Print the listing below exactly.

§ **LISTING**
-*-

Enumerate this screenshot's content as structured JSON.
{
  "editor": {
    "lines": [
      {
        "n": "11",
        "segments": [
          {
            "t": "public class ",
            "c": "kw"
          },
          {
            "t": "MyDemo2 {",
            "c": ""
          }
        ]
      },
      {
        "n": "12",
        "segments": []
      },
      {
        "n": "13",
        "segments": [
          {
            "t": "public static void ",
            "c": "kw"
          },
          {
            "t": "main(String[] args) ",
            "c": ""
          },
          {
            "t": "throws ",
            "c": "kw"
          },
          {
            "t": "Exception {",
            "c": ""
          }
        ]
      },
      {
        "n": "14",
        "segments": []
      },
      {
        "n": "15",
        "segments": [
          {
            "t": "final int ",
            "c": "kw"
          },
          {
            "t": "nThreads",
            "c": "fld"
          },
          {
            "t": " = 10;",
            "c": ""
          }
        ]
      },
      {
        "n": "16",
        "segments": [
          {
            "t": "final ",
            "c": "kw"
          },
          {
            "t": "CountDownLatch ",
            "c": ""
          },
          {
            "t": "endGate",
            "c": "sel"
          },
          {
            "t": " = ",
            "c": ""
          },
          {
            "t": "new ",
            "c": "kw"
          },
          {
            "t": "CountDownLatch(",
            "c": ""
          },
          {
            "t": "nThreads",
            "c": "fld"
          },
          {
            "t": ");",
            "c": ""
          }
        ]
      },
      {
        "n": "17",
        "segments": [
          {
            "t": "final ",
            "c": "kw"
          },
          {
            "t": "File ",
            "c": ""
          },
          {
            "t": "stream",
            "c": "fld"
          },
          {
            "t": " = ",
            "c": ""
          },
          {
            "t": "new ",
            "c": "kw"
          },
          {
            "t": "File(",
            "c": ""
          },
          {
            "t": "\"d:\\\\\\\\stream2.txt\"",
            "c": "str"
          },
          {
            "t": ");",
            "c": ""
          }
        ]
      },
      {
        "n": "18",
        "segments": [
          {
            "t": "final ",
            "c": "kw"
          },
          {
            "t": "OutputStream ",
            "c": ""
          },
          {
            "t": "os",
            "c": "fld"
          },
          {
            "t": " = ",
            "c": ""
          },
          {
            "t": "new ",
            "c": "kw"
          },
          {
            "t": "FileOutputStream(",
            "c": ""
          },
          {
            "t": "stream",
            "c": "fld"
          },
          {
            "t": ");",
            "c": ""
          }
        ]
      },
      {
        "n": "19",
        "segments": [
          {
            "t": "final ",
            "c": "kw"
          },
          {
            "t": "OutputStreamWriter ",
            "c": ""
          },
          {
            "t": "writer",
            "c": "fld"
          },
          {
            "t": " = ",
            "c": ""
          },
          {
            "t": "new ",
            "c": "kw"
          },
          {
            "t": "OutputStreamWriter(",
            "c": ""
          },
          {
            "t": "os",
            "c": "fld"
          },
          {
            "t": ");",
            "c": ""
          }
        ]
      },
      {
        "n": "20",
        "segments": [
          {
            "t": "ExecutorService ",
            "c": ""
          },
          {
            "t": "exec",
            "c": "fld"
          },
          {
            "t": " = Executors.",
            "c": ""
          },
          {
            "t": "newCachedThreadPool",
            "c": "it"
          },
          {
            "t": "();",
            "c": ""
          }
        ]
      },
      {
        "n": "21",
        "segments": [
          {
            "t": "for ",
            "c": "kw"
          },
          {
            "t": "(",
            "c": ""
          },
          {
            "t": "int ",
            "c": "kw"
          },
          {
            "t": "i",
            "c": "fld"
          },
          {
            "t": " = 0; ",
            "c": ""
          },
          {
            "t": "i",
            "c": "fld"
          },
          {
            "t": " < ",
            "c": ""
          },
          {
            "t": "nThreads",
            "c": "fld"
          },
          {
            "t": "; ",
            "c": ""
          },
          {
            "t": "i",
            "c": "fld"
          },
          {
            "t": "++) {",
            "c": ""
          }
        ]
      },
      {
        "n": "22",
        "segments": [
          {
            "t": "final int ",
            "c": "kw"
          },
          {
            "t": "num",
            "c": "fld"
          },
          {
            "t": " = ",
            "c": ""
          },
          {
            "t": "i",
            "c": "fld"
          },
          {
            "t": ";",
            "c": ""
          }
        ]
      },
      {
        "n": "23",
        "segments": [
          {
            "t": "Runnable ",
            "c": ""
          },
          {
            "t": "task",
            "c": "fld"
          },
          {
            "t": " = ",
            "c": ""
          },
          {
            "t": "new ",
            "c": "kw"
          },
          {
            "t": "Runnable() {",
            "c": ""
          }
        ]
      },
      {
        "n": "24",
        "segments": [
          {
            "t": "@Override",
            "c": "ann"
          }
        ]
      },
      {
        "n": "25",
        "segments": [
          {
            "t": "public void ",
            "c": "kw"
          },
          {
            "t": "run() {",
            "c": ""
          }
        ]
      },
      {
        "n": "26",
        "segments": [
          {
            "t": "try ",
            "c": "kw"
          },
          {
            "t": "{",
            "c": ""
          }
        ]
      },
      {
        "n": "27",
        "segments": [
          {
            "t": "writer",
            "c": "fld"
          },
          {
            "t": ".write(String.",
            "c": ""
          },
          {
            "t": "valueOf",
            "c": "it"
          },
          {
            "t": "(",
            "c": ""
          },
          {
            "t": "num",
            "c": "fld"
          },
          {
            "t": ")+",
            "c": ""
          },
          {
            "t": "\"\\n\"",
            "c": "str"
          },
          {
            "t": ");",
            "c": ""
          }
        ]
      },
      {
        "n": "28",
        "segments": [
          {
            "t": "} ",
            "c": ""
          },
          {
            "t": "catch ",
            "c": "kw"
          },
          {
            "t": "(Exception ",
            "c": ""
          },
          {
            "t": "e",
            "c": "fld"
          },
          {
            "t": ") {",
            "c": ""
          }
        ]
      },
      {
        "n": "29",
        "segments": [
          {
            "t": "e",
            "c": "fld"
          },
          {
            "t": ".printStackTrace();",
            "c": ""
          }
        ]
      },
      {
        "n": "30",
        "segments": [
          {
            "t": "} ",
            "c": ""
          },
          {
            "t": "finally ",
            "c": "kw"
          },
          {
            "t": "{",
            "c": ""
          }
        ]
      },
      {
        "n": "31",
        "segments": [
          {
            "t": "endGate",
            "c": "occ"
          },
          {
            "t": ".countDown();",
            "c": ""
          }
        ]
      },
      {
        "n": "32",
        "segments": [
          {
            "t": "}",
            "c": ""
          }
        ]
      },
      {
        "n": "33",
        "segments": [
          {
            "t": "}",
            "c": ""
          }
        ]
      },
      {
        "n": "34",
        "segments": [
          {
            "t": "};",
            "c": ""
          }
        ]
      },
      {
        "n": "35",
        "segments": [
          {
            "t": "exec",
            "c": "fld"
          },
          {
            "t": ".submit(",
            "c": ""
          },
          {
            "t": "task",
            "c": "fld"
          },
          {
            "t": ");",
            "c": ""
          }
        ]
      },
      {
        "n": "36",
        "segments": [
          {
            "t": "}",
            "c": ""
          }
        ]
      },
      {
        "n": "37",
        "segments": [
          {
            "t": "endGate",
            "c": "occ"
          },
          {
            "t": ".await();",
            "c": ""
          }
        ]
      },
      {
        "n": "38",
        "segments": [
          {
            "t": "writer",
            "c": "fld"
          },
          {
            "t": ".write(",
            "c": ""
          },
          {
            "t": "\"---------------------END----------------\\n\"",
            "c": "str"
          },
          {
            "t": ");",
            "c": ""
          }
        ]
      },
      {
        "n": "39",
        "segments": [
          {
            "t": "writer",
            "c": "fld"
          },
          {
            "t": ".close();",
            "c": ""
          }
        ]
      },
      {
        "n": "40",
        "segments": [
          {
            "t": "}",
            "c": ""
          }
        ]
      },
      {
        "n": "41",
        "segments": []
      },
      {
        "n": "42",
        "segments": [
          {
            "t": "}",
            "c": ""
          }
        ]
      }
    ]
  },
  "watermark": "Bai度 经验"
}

-*-

§ **CORRECT RESPONSE**
Enumerate this screenshot's content as structured JSON.
{
  "editor": {
    "lines": [
      {
        "n": "11",
        "segments": [
          {
            "t": "public class ",
            "c": "kw"
          },
          {
            "t": "MyDemo2 {",
            "c": ""
          }
        ]
      },
      {
        "n": "12",
        "segments": []
      },
      {
        "n": "13",
        "segments": [
          {
            "t": "public static void ",
            "c": "kw"
          },
          {
            "t": "main(String[] args) ",
            "c": ""
          },
          {
            "t": "throws ",
            "c": "kw"
          },
          {
            "t": "Exception {",
            "c": ""
          }
        ]
      },
      {
        "n": "14",
        "segments": []
      },
      {
        "n": "15",
        "segments": [
          {
            "t": "final int ",
            "c": "kw"
          },
          {
            "t": "nThreads",
            "c": "fld"
          },
          {
            "t": " = 10;",
            "c": ""
          }
        ]
      },
      {
        "n": "16",
        "segments": [
          {
            "t": "final ",
            "c": "kw"
          },
          {
            "t": "CountDownLatch ",
            "c": ""
          },
          {
            "t": "endGate",
            "c": "sel"
          },
          {
            "t": " = ",
            "c": ""
          },
          {
            "t": "new ",
            "c": "kw"
          },
          {
            "t": "CountDownLatch(",
            "c": ""
          },
          {
            "t": "nThreads",
            "c": "fld"
          },
          {
            "t": ");",
            "c": ""
          }
        ]
      },
      {
        "n": "17",
        "segments": [
          {
            "t": "final ",
            "c": "kw"
          },
          {
            "t": "File ",
            "c": ""
          },
          {
            "t": "stream",
            "c": "fld"
          },
          {
            "t": " = ",
            "c": ""
          },
          {
            "t": "new ",
            "c": "kw"
          },
          {
            "t": "File(",
            "c": ""
          },
          {
            "t": "\"d:\\\\\\\\stream2.txt\"",
            "c": "str"
          },
          {
            "t": ");",
            "c": ""
          }
        ]
      },
      {
        "n": "18",
        "segments": [
          {
            "t": "final ",
            "c": "kw"
          },
          {
            "t": "OutputStream ",
            "c": ""
          },
          {
            "t": "os",
            "c": "fld"
          },
          {
            "t": " = ",
            "c": ""
          },
          {
            "t": "new ",
            "c": "kw"
          },
          {
            "t": "FileOutputStream(",
            "c": ""
          },
          {
            "t": "stream",
            "c": "fld"
          },
          {
            "t": ");",
            "c": ""
          }
        ]
      },
      {
        "n": "19",
        "segments": [
          {
            "t": "final ",
            "c": "kw"
          },
          {
            "t": "OutputStreamWriter ",
            "c": ""
          },
          {
            "t": "writer",
            "c": "fld"
          },
          {
            "t": " = ",
            "c": ""
          },
          {
            "t": "new ",
            "c": "kw"
          },
          {
            "t": "OutputStreamWriter(",
            "c": ""
          },
          {
            "t": "os",
            "c": "fld"
          },
          {
            "t": ");",
            "c": ""
          }
        ]
      },
      {
        "n": "20",
        "segments": [
          {
            "t": "ExecutorService ",
            "c": ""
          },
          {
            "t": "exec",
            "c": "fld"
          },
          {
            "t": " = Executors.",
            "c": ""
          },
          {
            "t": "newCachedThreadPool",
            "c": "it"
          },
          {
            "t": "();",
            "c": ""
          }
        ]
      },
      {
        "n": "21",
        "segments": [
          {
            "t": "for ",
            "c": "kw"
          },
          {
            "t": "(",
            "c": ""
          },
          {
            "t": "int ",
            "c": "kw"
          },
          {
            "t": "i",
            "c": "fld"
          },
          {
            "t": " = 0; ",
            "c": ""
          },
          {
            "t": "i",
            "c": "fld"
          },
          {
            "t": " < ",
            "c": ""
          },
          {
            "t": "nThreads",
            "c": "fld"
          },
          {
            "t": "; ",
            "c": ""
          },
          {
            "t": "i",
            "c": "fld"
          },
          {
            "t": "++) {",
            "c": ""
          }
        ]
      },
      {
        "n": "22",
        "segments": [
          {
            "t": "final int ",
            "c": "kw"
          },
          {
            "t": "num",
            "c": "fld"
          },
          {
            "t": " = ",
            "c": ""
          },
          {
            "t": "i",
            "c": "fld"
          },
          {
            "t": ";",
            "c": ""
          }
        ]
      },
      {
        "n": "23",
        "segments": [
          {
            "t": "Runnable ",
            "c": ""
          },
          {
            "t": "task",
            "c": "fld"
          },
          {
            "t": " = ",
            "c": ""
          },
          {
            "t": "new ",
            "c": "kw"
          },
          {
            "t": "Runnable() {",
            "c": ""
          }
        ]
      },
      {
        "n": "24",
        "segments": [
          {
            "t": "@Override",
            "c": "ann"
          }
        ]
      },
      {
        "n": "25",
        "segments": [
          {
            "t": "public void ",
            "c": "kw"
          },
          {
            "t": "run() {",
            "c": ""
          }
        ]
      },
      {
        "n": "26",
        "segments": [
          {
            "t": "try ",
            "c": "kw"
          },
          {
            "t": "{",
            "c": ""
          }
        ]
      },
      {
        "n": "27",
        "segments": [
          {
            "t": "writer",
            "c": "fld"
          },
          {
            "t": ".write(String.",
            "c": ""
          },
          {
            "t": "valueOf",
            "c": "it"
          },
          {
            "t": "(",
            "c": ""
          },
          {
            "t": "num",
            "c": "fld"
          },
          {
            "t": ")+",
            "c": ""
          },
          {
            "t": "\"\\n\"",
            "c": "str"
          },
          {
            "t": ");",
            "c": ""
          }
        ]
      },
      {
        "n": "28",
        "segments": [
          {
            "t": "} ",
            "c": ""
          },
          {
            "t": "catch ",
            "c": "kw"
          },
          {
            "t": "(Exception ",
            "c": ""
          },
          {
            "t": "e",
            "c": "fld"
          },
          {
            "t": ") {",
            "c": ""
          }
        ]
      },
      {
        "n": "29",
        "segments": [
          {
            "t": "e",
            "c": "fld"
          },
          {
            "t": ".printStackTrace();",
            "c": ""
          }
        ]
      },
      {
        "n": "30",
        "segments": [
          {
            "t": "} ",
            "c": ""
          },
          {
            "t": "finally ",
            "c": "kw"
          },
          {
            "t": "{",
            "c": ""
          }
        ]
      },
      {
        "n": "31",
        "segments": [
          {
            "t": "endGate",
            "c": "occ"
          },
          {
            "t": ".countDown();",
            "c": ""
          }
        ]
      },
      {
        "n": "32",
        "segments": [
          {
            "t": "}",
            "c": ""
          }
        ]
      },
      {
        "n": "33",
        "segments": [
          {
            "t": "}",
            "c": ""
          }
        ]
      },
      {
        "n": "34",
        "segments": [
          {
            "t": "};",
            "c": ""
          }
        ]
      },
      {
        "n": "35",
        "segments": [
          {
            "t": "exec",
            "c": "fld"
          },
          {
            "t": ".submit(",
            "c": ""
          },
          {
            "t": "task",
            "c": "fld"
          },
          {
            "t": ");",
            "c": ""
          }
        ]
      },
      {
        "n": "36",
        "segments": [
          {
            "t": "}",
            "c": ""
          }
        ]
      },
      {
        "n": "37",
        "segments": [
          {
            "t": "endGate",
            "c": "occ"
          },
          {
            "t": ".await();",
            "c": ""
          }
        ]
      },
      {
        "n": "38",
        "segments": [
          {
            "t": "writer",
            "c": "fld"
          },
          {
            "t": ".write(",
            "c": ""
          },
          {
            "t": "\"---------------------END----------------\\n\"",
            "c": "str"
          },
          {
            "t": ");",
            "c": ""
          }
        ]
      },
      {
        "n": "39",
        "segments": [
          {
            "t": "writer",
            "c": "fld"
          },
          {
            "t": ".close();",
            "c": ""
          }
        ]
      },
      {
        "n": "40",
        "segments": [
          {
            "t": "}",
            "c": ""
          }
        ]
      },
      {
        "n": "41",
        "segments": []
      },
      {
        "n": "42",
        "segments": [
          {
            "t": "}",
            "c": ""
          }
        ]
      }
    ]
  },
  "watermark": "Bai度 经验"
}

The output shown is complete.